Collected data –
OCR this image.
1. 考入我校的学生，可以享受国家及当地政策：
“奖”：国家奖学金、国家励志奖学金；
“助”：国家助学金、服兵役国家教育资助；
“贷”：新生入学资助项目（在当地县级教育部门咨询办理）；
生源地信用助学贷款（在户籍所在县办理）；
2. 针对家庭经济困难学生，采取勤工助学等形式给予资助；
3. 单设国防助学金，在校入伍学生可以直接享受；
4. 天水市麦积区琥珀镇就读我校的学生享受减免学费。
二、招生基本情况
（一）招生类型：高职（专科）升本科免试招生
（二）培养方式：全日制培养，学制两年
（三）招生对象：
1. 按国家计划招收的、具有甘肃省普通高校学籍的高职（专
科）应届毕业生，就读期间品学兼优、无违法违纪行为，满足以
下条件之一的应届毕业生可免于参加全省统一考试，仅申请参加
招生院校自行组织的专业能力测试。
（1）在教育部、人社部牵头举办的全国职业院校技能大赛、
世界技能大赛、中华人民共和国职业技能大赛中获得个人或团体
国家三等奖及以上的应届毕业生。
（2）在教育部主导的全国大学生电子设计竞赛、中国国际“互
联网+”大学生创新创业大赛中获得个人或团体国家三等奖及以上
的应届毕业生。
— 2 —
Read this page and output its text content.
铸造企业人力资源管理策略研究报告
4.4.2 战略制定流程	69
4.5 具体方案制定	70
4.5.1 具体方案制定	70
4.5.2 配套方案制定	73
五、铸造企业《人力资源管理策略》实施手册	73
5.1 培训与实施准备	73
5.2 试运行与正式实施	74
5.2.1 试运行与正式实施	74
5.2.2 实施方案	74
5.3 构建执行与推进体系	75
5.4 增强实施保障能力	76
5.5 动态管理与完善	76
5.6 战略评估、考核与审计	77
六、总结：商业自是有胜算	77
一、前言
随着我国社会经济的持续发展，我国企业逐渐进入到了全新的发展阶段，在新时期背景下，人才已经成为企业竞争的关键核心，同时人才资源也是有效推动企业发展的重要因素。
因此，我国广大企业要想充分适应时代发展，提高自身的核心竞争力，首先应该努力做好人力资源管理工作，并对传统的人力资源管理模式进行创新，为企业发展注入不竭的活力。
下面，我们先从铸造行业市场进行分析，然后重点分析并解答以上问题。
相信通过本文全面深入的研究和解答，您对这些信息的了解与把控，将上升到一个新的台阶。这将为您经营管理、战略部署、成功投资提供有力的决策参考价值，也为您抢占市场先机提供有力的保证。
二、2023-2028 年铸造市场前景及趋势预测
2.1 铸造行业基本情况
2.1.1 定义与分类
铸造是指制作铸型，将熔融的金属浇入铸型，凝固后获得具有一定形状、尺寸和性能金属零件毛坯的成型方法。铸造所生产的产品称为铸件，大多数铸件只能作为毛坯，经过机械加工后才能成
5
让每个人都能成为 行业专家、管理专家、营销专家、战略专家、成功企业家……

EXERCISE AIM –
Reproduce each line of the material above precisely.

CORRECT ANSWER –
OCR this image.
1. 考入我校的学生，可以享受国家及当地政策：
“奖”：国家奖学金、国家励志奖学金；
“助”：国家助学金、服兵役国家教育资助；
“贷”：新生入学资助项目（在当地县级教育部门咨询办理）；
生源地信用助学贷款（在户籍所在县办理）；
2. 针对家庭经济困难学生，采取勤工助学等形式给予资助；
3. 单设国防助学金，在校入伍学生可以直接享受；
4. 天水市麦积区琥珀镇就读我校的学生享受减免学费。
二、招生基本情况
（一）招生类型：高职（专科）升本科免试招生
（二）培养方式：全日制培养，学制两年
（三）招生对象：
1. 按国家计划招收的、具有甘肃省普通高校学籍的高职（专
科）应届毕业生，就读期间品学兼优、无违法违纪行为，满足以
下条件之一的应届毕业生可免于参加全省统一考试，仅申请参加
招生院校自行组织的专业能力测试。
（1）在教育部、人社部牵头举办的全国职业院校技能大赛、
世界技能大赛、中华人民共和国职业技能大赛中获得个人或团体
国家三等奖及以上的应届毕业生。
（2）在教育部主导的全国大学生电子设计竞赛、中国国际“互
联网+”大学生创新创业大赛中获得个人或团体国家三等奖及以上
的应届毕业生。
— 2 —
Read this page and output its text content.
铸造企业人力资源管理策略研究报告
4.4.2 战略制定流程	69
4.5 具体方案制定	70
4.5.1 具体方案制定	70
4.5.2 配套方案制定	73
五、铸造企业《人力资源管理策略》实施手册	73
5.1 培训与实施准备	73
5.2 试运行与正式实施	74
5.2.1 试运行与正式实施	74
5.2.2 实施方案	74
5.3 构建执行与推进体系	75
5.4 增强实施保障能力	76
5.5 动态管理与完善	76
5.6 战略评估、考核与审计	77
六、总结：商业自是有胜算	77
一、前言
随着我国社会经济的持续发展，我国企业逐渐进入到了全新的发展阶段，在新时期背景下，人才已经成为企业竞争的关键核心，同时人才资源也是有效推动企业发展的重要因素。
因此，我国广大企业要想充分适应时代发展，提高自身的核心竞争力，首先应该努力做好人力资源管理工作，并对传统的人力资源管理模式进行创新，为企业发展注入不竭的活力。
下面，我们先从铸造行业市场进行分析，然后重点分析并解答以上问题。
相信通过本文全面深入的研究和解答，您对这些信息的了解与把控，将上升到一个新的台阶。这将为您经营管理、战略部署、成功投资提供有力的决策参考价值，也为您抢占市场先机提供有力的保证。
二、2023-2028 年铸造市场前景及趋势预测
2.1 铸造行业基本情况
2.1.1 定义与分类
铸造是指制作铸型，将熔融的金属浇入铸型，凝固后获得具有一定形状、尺寸和性能金属零件毛坯的成型方法。铸造所生产的产品称为铸件，大多数铸件只能作为毛坯，经过机械加工后才能成
5
让每个人都能成为 行业专家、管理专家、营销专家、战略专家、成功企业家……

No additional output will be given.